[Dataset excerpt]
**********
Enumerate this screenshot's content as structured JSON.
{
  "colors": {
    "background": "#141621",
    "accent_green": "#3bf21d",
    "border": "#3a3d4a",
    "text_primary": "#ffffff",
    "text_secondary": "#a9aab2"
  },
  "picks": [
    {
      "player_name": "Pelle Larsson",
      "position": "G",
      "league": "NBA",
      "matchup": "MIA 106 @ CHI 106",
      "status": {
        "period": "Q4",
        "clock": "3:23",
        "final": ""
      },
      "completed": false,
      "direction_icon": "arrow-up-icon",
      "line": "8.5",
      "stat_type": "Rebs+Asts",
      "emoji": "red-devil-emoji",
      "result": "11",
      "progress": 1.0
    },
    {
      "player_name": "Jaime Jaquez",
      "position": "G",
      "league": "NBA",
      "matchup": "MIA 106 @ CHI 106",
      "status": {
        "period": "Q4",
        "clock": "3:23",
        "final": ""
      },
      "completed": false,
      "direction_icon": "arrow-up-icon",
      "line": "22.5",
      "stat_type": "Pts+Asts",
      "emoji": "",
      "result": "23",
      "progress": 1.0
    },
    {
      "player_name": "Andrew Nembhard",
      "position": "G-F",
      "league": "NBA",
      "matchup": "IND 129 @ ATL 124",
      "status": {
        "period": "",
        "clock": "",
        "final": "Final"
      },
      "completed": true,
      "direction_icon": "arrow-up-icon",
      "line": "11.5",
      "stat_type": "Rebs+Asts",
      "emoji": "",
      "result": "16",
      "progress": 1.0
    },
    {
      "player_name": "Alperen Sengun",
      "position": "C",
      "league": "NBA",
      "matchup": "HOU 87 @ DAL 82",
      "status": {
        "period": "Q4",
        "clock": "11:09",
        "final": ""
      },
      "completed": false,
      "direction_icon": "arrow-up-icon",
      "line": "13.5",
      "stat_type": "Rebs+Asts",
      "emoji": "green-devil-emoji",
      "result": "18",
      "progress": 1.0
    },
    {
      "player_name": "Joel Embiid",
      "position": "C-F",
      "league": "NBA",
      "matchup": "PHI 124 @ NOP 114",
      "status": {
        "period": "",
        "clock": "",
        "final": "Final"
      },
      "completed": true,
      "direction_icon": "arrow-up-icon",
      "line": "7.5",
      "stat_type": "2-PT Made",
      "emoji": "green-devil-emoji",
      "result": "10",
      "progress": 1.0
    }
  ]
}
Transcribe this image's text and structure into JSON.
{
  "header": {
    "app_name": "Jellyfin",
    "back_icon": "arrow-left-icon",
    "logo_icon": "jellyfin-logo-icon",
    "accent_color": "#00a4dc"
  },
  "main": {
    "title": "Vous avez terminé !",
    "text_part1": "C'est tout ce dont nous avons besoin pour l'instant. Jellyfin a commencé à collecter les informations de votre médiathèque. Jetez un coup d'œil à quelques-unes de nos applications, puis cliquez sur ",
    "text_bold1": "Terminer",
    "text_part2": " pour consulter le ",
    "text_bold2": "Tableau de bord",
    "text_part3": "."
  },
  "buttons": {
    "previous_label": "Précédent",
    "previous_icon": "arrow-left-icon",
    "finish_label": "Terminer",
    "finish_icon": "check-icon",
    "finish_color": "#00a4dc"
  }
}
**********
WHAT THIS TASK INVOLVES >> Repeat exactly the lines from the line containing "Transcribe this image's" through the end of the listing above; both boundary lines are part of the output.

EXERCISE RESPONSE >>
Transcribe this image's text and structure into JSON.
{
  "header": {
    "app_name": "Jellyfin",
    "back_icon": "arrow-left-icon",
    "logo_icon": "jellyfin-logo-icon",
    "accent_color": "#00a4dc"
  },
  "main": {
    "title": "Vous avez terminé !",
    "text_part1": "C'est tout ce dont nous avons besoin pour l'instant. Jellyfin a commencé à collecter les informations de votre médiathèque. Jetez un coup d'œil à quelques-unes de nos applications, puis cliquez sur ",
    "text_bold1": "Terminer",
    "text_part2": " pour consulter le ",
    "text_bold2": "Tableau de bord",
    "text_part3": "."
  },
  "buttons": {
    "previous_label": "Précédent",
    "previous_icon": "arrow-left-icon",
    "finish_label": "Terminer",
    "finish_icon": "check-icon",
    "finish_color": "#00a4dc"
  }
}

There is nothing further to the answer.